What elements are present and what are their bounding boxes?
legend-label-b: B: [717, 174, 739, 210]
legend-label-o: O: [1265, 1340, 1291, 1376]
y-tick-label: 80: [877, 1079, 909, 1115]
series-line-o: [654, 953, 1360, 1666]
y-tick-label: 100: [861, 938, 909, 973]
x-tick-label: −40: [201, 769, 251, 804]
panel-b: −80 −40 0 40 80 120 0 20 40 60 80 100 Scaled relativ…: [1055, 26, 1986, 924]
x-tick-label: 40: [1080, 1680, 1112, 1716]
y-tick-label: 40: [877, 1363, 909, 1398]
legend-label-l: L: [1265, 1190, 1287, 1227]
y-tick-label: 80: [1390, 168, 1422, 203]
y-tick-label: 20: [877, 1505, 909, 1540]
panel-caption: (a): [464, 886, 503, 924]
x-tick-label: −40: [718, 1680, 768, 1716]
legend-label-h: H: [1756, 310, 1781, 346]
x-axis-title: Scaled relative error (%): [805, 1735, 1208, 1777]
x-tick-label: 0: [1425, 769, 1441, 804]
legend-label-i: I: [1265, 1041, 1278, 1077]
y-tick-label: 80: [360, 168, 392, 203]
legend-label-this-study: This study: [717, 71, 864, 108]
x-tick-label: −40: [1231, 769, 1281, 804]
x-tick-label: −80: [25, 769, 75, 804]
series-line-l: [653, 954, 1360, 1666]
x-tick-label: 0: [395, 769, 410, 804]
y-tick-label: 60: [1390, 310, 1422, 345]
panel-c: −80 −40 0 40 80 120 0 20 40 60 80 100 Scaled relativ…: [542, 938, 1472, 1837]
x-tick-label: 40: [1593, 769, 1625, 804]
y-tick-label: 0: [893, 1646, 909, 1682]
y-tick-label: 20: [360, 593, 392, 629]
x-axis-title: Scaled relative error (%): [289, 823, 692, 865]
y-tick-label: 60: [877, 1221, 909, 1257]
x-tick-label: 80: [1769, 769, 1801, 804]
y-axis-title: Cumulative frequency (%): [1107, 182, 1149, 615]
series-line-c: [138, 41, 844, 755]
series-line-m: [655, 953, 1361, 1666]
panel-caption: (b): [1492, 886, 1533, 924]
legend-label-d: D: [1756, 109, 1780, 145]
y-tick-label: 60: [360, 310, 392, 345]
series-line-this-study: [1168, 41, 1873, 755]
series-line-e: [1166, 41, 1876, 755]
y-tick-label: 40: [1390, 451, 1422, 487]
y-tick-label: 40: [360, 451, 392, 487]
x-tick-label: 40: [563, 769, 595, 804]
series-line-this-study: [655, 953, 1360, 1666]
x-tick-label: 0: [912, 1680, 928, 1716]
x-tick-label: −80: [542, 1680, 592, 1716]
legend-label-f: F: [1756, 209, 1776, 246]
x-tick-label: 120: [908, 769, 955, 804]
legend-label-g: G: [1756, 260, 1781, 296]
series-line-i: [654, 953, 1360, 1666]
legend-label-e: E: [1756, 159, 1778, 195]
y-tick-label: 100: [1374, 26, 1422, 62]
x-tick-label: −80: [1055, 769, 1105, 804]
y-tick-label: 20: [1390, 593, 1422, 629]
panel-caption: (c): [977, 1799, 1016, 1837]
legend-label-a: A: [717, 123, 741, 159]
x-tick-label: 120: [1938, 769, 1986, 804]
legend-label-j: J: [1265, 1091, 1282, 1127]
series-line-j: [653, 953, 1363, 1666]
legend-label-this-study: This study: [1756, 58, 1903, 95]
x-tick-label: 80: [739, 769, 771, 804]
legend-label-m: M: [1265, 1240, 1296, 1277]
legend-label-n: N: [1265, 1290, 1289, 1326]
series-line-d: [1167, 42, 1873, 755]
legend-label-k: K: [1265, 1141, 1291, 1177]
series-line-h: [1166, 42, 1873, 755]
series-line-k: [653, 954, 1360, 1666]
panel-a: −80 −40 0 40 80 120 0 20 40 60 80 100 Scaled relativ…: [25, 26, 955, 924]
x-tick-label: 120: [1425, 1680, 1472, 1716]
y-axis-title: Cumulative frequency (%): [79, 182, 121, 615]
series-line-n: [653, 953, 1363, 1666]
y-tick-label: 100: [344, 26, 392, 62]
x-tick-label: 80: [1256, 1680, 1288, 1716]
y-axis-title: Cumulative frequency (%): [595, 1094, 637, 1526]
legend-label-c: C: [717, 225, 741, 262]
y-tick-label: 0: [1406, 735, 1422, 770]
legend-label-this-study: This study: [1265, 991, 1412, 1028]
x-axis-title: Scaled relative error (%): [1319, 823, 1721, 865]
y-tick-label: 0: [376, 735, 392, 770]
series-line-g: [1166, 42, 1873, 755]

__________

The task:
Please locate and copy every line in the records above that contains the string "caption".

Response to the exercise:
panel-caption: (a): [464, 886, 503, 924]
panel-caption: (b): [1492, 886, 1533, 924]
panel-caption: (c): [977, 1799, 1016, 1837]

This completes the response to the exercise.